#### EXCERPTED DATA
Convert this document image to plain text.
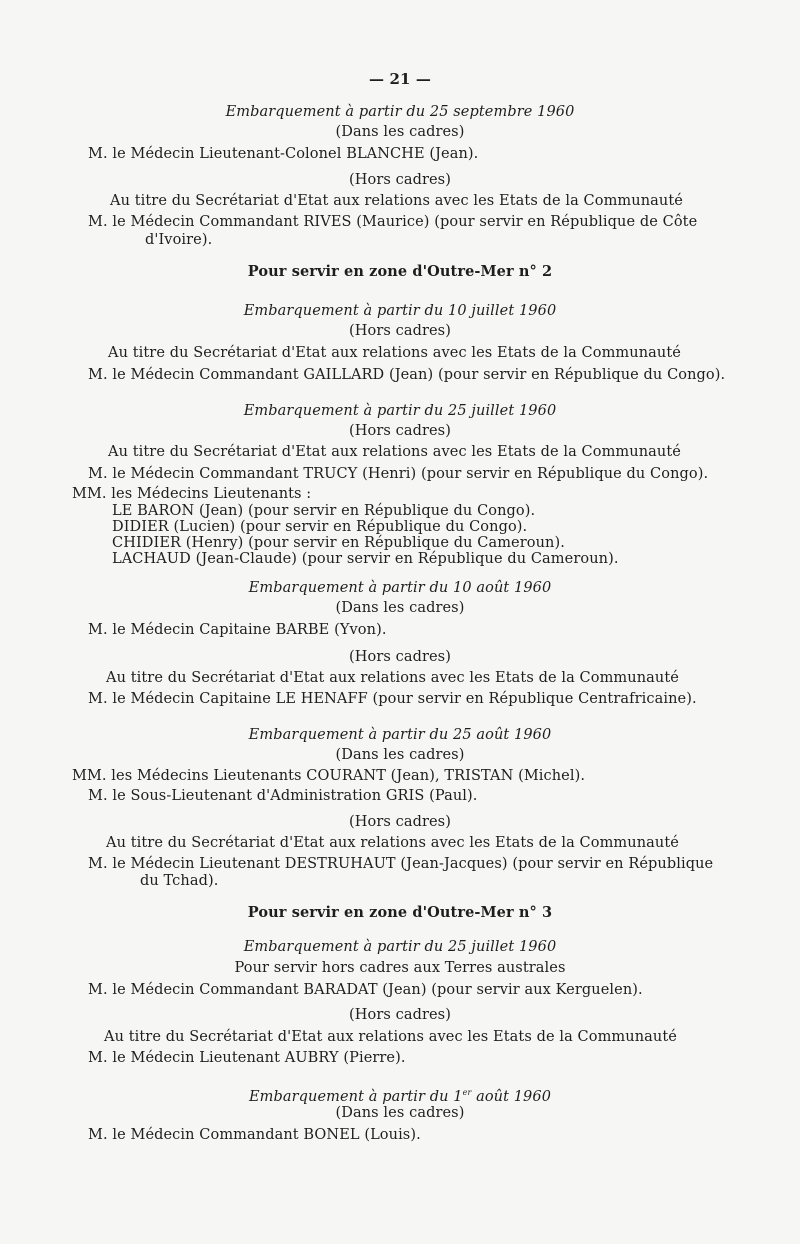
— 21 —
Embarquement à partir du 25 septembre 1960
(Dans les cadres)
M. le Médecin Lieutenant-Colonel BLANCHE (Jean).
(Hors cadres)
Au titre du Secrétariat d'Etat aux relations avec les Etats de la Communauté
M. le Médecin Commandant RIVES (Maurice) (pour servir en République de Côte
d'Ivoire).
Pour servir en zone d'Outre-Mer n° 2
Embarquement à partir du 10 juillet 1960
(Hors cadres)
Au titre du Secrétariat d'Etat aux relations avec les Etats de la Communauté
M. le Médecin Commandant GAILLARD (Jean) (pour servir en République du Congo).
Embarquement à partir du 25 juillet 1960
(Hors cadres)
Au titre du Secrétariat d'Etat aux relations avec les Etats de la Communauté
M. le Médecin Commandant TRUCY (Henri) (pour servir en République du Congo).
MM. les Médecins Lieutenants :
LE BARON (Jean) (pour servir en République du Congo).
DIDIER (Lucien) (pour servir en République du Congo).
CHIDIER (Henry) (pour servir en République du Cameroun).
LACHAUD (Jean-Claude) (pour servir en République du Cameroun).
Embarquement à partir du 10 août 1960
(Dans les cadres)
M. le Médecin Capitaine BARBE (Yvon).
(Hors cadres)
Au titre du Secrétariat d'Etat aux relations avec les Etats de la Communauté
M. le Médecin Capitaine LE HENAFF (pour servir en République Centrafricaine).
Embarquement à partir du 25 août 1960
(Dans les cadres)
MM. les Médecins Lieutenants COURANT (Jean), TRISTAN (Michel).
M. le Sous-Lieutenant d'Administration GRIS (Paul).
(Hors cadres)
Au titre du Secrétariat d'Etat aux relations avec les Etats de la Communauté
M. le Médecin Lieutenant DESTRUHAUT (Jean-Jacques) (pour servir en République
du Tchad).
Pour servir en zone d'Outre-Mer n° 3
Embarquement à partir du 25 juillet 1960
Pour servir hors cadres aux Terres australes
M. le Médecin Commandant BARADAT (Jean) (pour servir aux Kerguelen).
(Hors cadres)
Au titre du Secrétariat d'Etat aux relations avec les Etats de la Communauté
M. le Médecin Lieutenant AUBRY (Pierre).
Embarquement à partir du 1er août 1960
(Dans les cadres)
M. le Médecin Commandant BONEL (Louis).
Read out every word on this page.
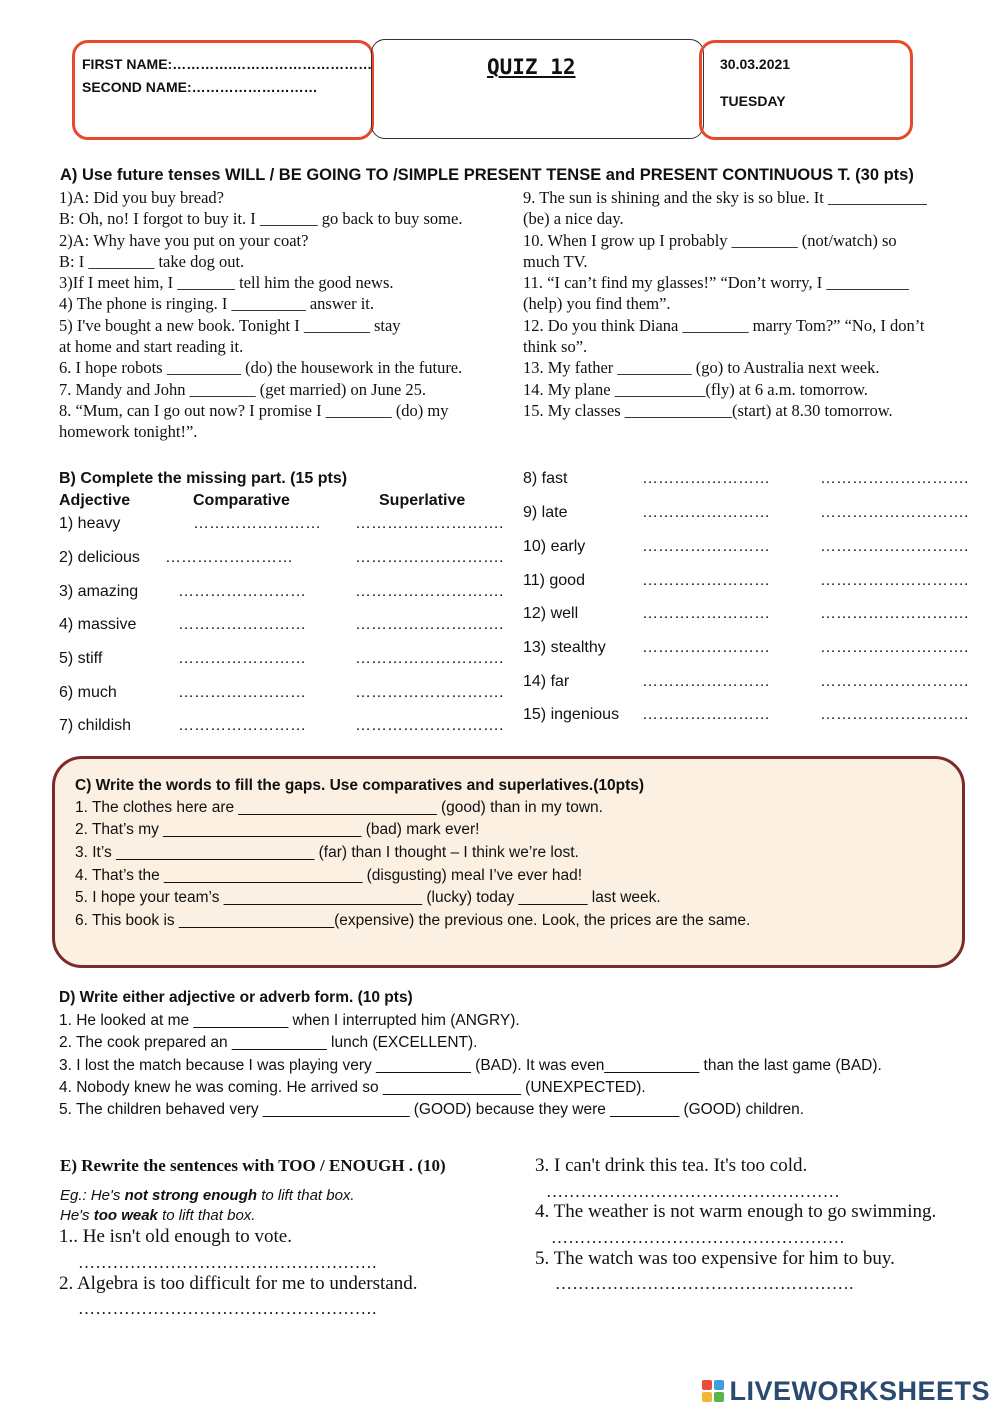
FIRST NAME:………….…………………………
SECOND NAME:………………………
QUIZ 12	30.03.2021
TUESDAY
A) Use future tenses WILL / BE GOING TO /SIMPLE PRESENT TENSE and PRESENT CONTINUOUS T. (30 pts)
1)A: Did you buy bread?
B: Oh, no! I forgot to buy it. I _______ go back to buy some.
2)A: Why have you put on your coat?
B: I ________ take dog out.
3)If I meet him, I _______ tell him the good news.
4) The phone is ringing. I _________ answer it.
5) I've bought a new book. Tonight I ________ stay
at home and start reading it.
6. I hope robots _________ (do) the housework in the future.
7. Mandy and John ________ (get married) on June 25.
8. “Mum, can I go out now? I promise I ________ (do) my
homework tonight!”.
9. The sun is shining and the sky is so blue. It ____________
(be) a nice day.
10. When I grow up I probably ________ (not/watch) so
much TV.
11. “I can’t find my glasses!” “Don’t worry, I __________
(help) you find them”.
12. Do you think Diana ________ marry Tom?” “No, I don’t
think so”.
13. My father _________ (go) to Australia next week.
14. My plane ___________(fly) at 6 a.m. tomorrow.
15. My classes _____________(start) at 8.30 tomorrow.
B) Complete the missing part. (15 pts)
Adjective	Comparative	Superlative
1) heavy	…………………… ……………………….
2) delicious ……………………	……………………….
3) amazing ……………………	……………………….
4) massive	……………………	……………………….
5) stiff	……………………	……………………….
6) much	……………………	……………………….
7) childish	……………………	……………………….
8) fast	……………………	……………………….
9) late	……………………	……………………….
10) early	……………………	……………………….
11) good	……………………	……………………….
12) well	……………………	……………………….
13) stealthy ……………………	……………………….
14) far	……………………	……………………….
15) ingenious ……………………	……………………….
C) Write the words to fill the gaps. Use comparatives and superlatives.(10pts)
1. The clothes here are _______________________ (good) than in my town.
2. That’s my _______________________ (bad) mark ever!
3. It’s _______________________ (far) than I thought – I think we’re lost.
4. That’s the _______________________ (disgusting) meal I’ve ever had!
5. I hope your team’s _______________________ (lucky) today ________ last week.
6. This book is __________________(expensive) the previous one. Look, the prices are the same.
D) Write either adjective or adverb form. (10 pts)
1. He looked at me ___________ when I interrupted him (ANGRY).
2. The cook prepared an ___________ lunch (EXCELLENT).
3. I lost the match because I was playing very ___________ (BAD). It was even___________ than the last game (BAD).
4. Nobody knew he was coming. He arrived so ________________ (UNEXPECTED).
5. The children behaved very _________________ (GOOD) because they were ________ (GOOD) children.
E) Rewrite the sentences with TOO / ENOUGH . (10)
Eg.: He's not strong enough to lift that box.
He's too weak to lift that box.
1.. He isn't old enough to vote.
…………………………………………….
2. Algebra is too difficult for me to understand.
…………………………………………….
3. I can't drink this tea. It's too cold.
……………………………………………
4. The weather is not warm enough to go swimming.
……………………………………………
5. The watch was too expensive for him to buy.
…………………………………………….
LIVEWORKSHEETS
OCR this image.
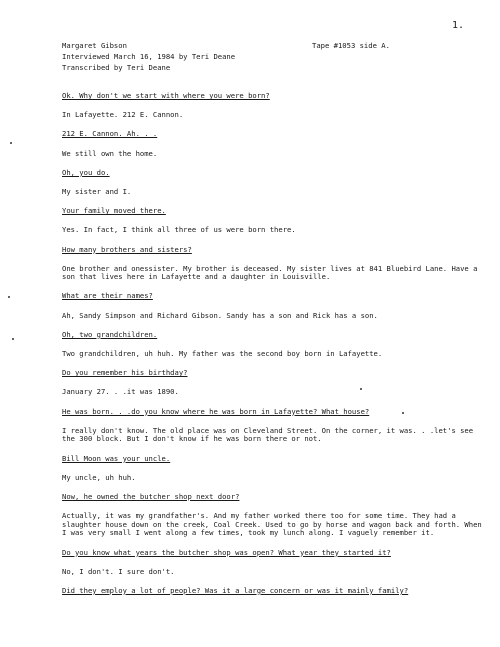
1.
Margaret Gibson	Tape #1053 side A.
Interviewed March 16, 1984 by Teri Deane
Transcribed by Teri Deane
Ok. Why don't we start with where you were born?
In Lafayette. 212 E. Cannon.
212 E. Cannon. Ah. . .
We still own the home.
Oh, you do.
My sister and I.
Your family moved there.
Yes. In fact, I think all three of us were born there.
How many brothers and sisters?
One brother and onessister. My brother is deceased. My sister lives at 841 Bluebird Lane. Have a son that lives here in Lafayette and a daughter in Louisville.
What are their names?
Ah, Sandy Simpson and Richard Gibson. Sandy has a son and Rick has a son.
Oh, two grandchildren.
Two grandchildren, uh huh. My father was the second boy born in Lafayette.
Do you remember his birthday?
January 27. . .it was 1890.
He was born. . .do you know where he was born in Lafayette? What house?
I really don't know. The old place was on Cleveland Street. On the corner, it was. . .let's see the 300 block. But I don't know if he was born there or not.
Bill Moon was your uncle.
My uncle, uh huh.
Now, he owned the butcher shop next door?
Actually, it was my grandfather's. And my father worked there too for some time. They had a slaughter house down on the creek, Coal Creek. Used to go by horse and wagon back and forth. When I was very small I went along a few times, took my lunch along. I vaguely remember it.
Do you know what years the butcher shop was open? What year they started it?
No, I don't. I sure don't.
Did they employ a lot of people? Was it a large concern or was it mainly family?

#### TASK REQUIREMENTS
Excluding the pictures, reproduce every entry exactly as given.

#### RESPONSE
Convert this document image to plain text.
— 21 —
Embarquement à partir du 25 septembre 1960
(Dans les cadres)
M. le Médecin Lieutenant-Colonel BLANCHE (Jean).
(Hors cadres)
Au titre du Secrétariat d'Etat aux relations avec les Etats de la Communauté
M. le Médecin Commandant RIVES (Maurice) (pour servir en République de Côte
d'Ivoire).
Pour servir en zone d'Outre-Mer n° 2
Embarquement à partir du 10 juillet 1960
(Hors cadres)
Au titre du Secrétariat d'Etat aux relations avec les Etats de la Communauté
M. le Médecin Commandant GAILLARD (Jean) (pour servir en République du Congo).
Embarquement à partir du 25 juillet 1960
(Hors cadres)
Au titre du Secrétariat d'Etat aux relations avec les Etats de la Communauté
M. le Médecin Commandant TRUCY (Henri) (pour servir en République du Congo).
MM. les Médecins Lieutenants :
LE BARON (Jean) (pour servir en République du Congo).
DIDIER (Lucien) (pour servir en République du Congo).
CHIDIER (Henry) (pour servir en République du Cameroun).
LACHAUD (Jean-Claude) (pour servir en République du Cameroun).
Embarquement à partir du 10 août 1960
(Dans les cadres)
M. le Médecin Capitaine BARBE (Yvon).
(Hors cadres)
Au titre du Secrétariat d'Etat aux relations avec les Etats de la Communauté
M. le Médecin Capitaine LE HENAFF (pour servir en République Centrafricaine).
Embarquement à partir du 25 août 1960
(Dans les cadres)
MM. les Médecins Lieutenants COURANT (Jean), TRISTAN (Michel).
M. le Sous-Lieutenant d'Administration GRIS (Paul).
(Hors cadres)
Au titre du Secrétariat d'Etat aux relations avec les Etats de la Communauté
M. le Médecin Lieutenant DESTRUHAUT (Jean-Jacques) (pour servir en République
du Tchad).
Pour servir en zone d'Outre-Mer n° 3
Embarquement à partir du 25 juillet 1960
Pour servir hors cadres aux Terres australes
M. le Médecin Commandant BARADAT (Jean) (pour servir aux Kerguelen).
(Hors cadres)
Au titre du Secrétariat d'Etat aux relations avec les Etats de la Communauté
M. le Médecin Lieutenant AUBRY (Pierre).
Embarquement à partir du 1er août 1960
(Dans les cadres)
M. le Médecin Commandant BONEL (Louis).
Read out every word on this page.
FIRST NAME:………….…………………………
SECOND NAME:………………………
QUIZ 12	30.03.2021
TUESDAY
A) Use future tenses WILL / BE GOING TO /SIMPLE PRESENT TENSE and PRESENT CONTINUOUS T. (30 pts)
1)A: Did you buy bread?
B: Oh, no! I forgot to buy it. I _______ go back to buy some.
2)A: Why have you put on your coat?
B: I ________ take dog out.
3)If I meet him, I _______ tell him the good news.
4) The phone is ringing. I _________ answer it.
5) I've bought a new book. Tonight I ________ stay
at home and start reading it.
6. I hope robots _________ (do) the housework in the future.
7. Mandy and John ________ (get married) on June 25.
8. “Mum, can I go out now? I promise I ________ (do) my
homework tonight!”.
9. The sun is shining and the sky is so blue. It ____________
(be) a nice day.
10. When I grow up I probably ________ (not/watch) so
much TV.
11. “I can’t find my glasses!” “Don’t worry, I __________
(help) you find them”.
12. Do you think Diana ________ marry Tom?” “No, I don’t
think so”.
13. My father _________ (go) to Australia next week.
14. My plane ___________(fly) at 6 a.m. tomorrow.
15. My classes _____________(start) at 8.30 tomorrow.
B) Complete the missing part. (15 pts)
Adjective	Comparative	Superlative
1) heavy	…………………… ……………………….
2) delicious ……………………	……………………….
3) amazing ……………………	……………………….
4) massive	……………………	……………………….
5) stiff	……………………	……………………….
6) much	……………………	……………………….
7) childish	……………………	……………………….
8) fast	……………………	……………………….
9) late	……………………	……………………….
10) early	……………………	……………………….
11) good	……………………	……………………….
12) well	……………………	……………………….
13) stealthy ……………………	……………………….
14) far	……………………	……………………….
15) ingenious ……………………	……………………….
C) Write the words to fill the gaps. Use comparatives and superlatives.(10pts)
1. The clothes here are _______________________ (good) than in my town.
2. That’s my _______________________ (bad) mark ever!
3. It’s _______________________ (far) than I thought – I think we’re lost.
4. That’s the _______________________ (disgusting) meal I’ve ever had!
5. I hope your team’s _______________________ (lucky) today ________ last week.
6. This book is __________________(expensive) the previous one. Look, the prices are the same.
D) Write either adjective or adverb form. (10 pts)
1. He looked at me ___________ when I interrupted him (ANGRY).
2. The cook prepared an ___________ lunch (EXCELLENT).
3. I lost the match because I was playing very ___________ (BAD). It was even___________ than the last game (BAD).
4. Nobody knew he was coming. He arrived so ________________ (UNEXPECTED).
5. The children behaved very _________________ (GOOD) because they were ________ (GOOD) children.
E) Rewrite the sentences with TOO / ENOUGH . (10)
Eg.: He's not strong enough to lift that box.
He's too weak to lift that box.
1.. He isn't old enough to vote.
…………………………………………….
2. Algebra is too difficult for me to understand.
…………………………………………….
3. I can't drink this tea. It's too cold.
……………………………………………
4. The weather is not warm enough to go swimming.
……………………………………………
5. The watch was too expensive for him to buy.
…………………………………………….
LIVEWORKSHEETS
OCR this image.
1.
Margaret Gibson	Tape #1053 side A.
Interviewed March 16, 1984 by Teri Deane
Transcribed by Teri Deane
Ok. Why don't we start with where you were born?
In Lafayette. 212 E. Cannon.
212 E. Cannon. Ah. . .
We still own the home.
Oh, you do.
My sister and I.
Your family moved there.
Yes. In fact, I think all three of us were born there.
How many brothers and sisters?
One brother and onessister. My brother is deceased. My sister lives at 841 Bluebird Lane. Have a son that lives here in Lafayette and a daughter in Louisville.
What are their names?
Ah, Sandy Simpson and Richard Gibson. Sandy has a son and Rick has a son.
Oh, two grandchildren.
Two grandchildren, uh huh. My father was the second boy born in Lafayette.
Do you remember his birthday?
January 27. . .it was 1890.
He was born. . .do you know where he was born in Lafayette? What house?
I really don't know. The old place was on Cleveland Street. On the corner, it was. . .let's see the 300 block. But I don't know if he was born there or not.
Bill Moon was your uncle.
My uncle, uh huh.
Now, he owned the butcher shop next door?
Actually, it was my grandfather's. And my father worked there too for some time. They had a slaughter house down on the creek, Coal Creek. Used to go by horse and wagon back and forth. When I was very small I went along a few times, took my lunch along. I vaguely remember it.
Do you know what years the butcher shop was open? What year they started it?
No, I don't. I sure don't.
Did they employ a lot of people? Was it a large concern or was it mainly family?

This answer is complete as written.